Exercise details: Would you please copy each line of the data in which the string "experimental" occurs?
═════ Source data ═════
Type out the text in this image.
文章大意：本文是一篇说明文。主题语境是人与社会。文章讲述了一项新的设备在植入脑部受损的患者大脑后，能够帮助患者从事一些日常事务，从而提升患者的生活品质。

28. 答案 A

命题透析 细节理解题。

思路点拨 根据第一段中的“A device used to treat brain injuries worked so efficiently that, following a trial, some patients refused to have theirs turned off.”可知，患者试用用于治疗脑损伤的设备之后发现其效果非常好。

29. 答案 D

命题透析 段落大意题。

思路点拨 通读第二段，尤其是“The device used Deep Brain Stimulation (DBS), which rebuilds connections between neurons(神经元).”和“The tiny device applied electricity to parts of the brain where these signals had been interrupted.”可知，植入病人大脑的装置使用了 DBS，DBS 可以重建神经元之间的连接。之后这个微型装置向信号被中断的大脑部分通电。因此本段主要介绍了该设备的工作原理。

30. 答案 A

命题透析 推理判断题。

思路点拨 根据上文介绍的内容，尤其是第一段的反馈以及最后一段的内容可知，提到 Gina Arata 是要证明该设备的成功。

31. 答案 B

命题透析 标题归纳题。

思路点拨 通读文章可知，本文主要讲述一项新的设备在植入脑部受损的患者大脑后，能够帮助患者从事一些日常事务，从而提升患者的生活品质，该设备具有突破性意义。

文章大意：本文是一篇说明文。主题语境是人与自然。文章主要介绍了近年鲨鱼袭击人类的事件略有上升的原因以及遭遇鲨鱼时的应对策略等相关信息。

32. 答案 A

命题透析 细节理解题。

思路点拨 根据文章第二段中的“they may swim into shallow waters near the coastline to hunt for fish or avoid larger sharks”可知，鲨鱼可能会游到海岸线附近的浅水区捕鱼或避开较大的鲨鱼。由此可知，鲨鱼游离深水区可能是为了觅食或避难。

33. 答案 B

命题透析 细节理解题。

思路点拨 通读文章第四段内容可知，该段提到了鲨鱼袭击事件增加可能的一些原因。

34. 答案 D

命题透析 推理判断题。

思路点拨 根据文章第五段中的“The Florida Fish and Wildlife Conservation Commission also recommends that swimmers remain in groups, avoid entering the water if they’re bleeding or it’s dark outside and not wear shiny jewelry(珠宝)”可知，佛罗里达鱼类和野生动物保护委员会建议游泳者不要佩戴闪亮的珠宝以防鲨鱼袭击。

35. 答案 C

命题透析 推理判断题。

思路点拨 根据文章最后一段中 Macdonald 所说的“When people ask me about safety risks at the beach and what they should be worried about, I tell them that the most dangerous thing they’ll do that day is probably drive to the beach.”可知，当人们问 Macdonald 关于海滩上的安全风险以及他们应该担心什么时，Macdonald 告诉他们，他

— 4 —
═════
═════ Source data ═════
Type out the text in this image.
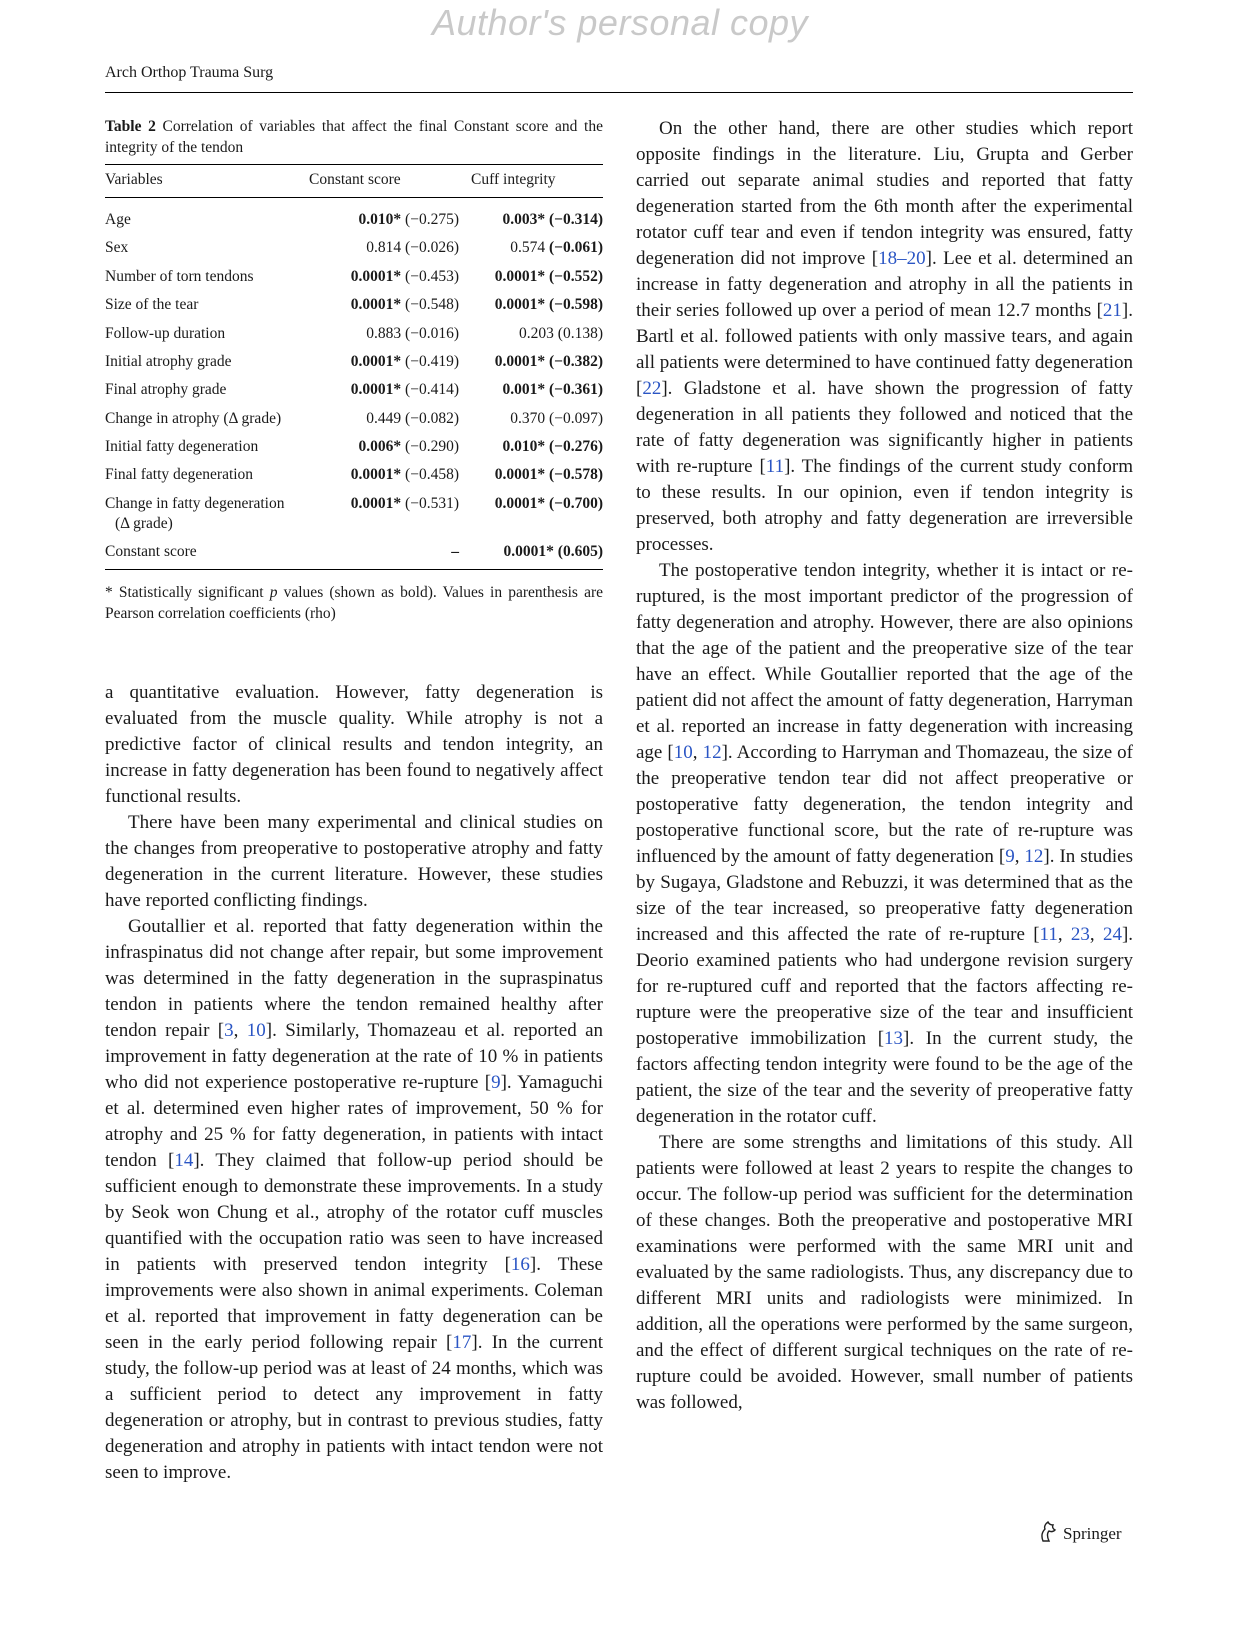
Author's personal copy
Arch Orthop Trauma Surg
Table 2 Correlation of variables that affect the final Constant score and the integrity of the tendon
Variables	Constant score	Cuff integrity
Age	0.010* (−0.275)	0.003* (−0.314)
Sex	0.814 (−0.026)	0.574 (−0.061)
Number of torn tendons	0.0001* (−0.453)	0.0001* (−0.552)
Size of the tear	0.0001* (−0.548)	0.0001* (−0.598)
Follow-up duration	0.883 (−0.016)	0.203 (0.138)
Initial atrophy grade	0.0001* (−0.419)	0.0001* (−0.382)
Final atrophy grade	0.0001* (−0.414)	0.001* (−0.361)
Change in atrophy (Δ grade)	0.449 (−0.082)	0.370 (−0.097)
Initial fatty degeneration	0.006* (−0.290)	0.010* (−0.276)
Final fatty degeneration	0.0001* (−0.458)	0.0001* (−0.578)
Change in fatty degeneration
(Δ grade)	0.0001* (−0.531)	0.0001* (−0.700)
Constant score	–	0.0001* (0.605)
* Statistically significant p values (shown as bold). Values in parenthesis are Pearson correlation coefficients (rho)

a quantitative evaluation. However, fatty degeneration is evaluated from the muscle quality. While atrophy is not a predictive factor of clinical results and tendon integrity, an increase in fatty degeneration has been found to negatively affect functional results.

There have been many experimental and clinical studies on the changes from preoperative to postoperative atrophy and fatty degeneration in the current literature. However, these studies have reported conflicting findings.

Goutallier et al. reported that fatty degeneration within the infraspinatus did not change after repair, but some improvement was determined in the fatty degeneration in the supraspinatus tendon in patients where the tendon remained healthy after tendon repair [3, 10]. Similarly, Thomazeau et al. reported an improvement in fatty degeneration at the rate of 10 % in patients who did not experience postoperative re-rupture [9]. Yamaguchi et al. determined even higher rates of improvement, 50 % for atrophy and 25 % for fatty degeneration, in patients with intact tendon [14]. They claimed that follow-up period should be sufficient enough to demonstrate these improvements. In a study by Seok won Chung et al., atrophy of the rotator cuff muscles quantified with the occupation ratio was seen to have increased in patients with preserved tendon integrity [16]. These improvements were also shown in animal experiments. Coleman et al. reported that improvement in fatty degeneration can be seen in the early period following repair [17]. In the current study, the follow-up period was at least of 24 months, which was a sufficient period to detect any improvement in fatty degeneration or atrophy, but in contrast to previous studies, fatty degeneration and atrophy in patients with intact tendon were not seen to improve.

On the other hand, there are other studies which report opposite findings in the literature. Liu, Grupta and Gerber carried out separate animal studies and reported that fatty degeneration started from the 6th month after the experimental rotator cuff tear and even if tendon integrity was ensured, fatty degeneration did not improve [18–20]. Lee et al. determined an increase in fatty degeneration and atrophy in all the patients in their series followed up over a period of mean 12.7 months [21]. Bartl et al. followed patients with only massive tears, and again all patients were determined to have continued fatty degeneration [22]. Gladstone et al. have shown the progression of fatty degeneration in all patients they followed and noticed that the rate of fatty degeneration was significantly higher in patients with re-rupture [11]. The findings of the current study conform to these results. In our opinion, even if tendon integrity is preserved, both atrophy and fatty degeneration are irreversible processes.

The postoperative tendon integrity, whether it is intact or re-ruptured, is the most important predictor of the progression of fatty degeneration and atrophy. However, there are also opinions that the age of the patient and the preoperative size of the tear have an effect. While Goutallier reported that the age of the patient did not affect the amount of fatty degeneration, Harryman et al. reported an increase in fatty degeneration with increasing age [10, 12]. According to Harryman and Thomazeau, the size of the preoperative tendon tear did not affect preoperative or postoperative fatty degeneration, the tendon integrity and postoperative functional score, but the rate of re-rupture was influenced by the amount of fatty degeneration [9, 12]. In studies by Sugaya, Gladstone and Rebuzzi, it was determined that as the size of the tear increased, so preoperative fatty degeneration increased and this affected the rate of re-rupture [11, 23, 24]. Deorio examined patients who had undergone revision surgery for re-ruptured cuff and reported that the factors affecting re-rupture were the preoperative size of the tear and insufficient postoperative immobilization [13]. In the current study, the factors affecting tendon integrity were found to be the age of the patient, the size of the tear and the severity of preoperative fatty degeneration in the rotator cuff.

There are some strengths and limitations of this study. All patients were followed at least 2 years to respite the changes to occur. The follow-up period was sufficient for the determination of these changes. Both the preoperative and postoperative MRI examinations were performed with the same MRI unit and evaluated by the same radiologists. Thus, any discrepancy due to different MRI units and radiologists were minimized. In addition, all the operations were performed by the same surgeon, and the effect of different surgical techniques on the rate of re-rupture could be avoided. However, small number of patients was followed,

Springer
═════
═════ Source data ═════
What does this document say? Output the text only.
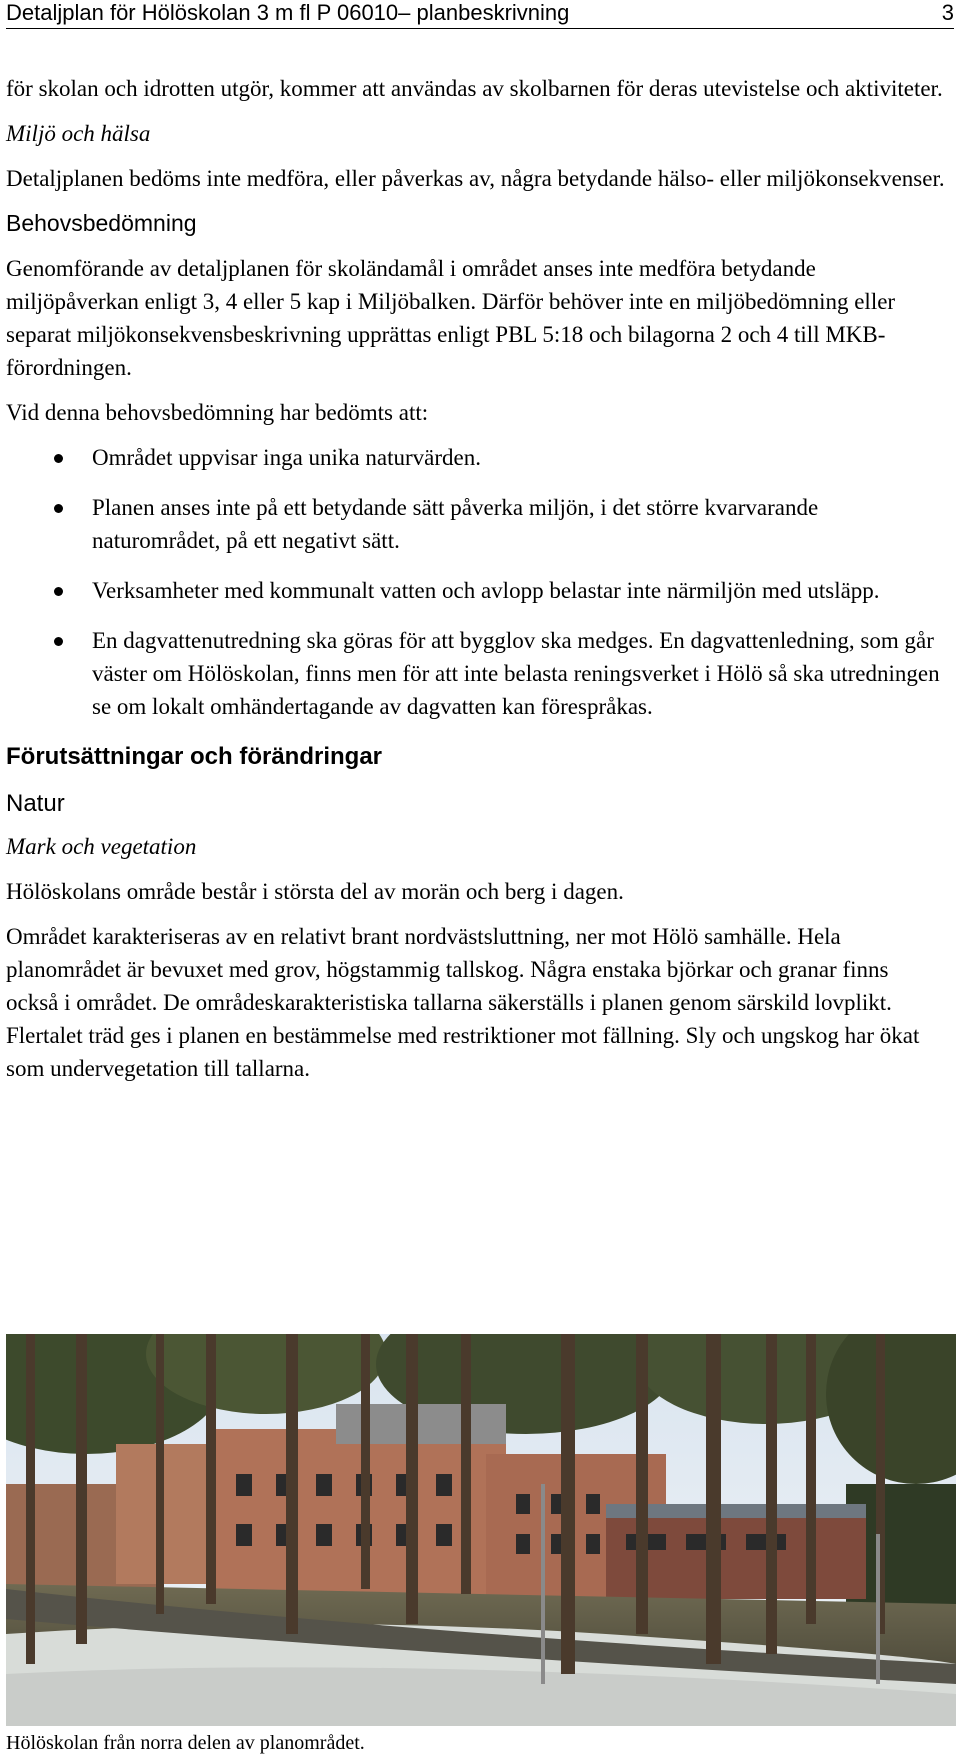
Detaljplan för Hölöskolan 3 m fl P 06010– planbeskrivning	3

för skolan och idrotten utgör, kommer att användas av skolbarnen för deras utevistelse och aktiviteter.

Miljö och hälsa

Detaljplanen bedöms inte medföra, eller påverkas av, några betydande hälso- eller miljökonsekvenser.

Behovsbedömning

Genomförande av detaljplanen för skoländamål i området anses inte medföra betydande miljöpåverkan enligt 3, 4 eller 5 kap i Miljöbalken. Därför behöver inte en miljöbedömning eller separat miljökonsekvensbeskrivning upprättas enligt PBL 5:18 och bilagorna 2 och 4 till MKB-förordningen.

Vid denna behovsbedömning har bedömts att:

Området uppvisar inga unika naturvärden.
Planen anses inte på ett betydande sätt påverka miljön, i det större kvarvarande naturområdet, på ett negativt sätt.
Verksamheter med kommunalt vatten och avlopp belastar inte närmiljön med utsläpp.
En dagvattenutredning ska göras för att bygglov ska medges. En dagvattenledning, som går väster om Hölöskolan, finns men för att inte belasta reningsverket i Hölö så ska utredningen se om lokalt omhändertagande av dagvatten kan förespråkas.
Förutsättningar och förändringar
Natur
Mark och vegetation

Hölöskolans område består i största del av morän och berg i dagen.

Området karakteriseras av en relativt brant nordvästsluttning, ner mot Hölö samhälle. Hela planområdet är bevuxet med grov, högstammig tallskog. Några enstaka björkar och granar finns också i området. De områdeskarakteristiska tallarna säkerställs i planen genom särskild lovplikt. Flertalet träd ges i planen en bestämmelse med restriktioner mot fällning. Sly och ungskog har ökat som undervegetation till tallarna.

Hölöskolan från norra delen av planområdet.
═════
Answer box:
There have been many experimental and clinical studies on the changes from preoperative to postoperative atrophy and fatty degeneration in the current literature. However, these studies have reported conflicting findings.
On the other hand, there are other studies which report opposite findings in the literature. Liu, Grupta and Gerber carried out separate animal studies and reported that fatty degeneration started from the 6th month after the experimental rotator cuff tear and even if tendon integrity was ensured, fatty degeneration did not improve [18–20]. Lee et al. determined an increase in fatty degeneration and atrophy in all the patients in their series followed up over a period of mean 12.7 months [21]. Bartl et al. followed patients with only massive tears, and again all patients were determined to have continued fatty degeneration [22]. Gladstone et al. have shown the progression of fatty degeneration in all patients they followed and noticed that the rate of fatty degeneration was significantly higher in patients with re-rupture [11]. The findings of the current study conform to these results. In our opinion, even if tendon integrity is preserved, both atrophy and fatty degeneration are irreversible processes.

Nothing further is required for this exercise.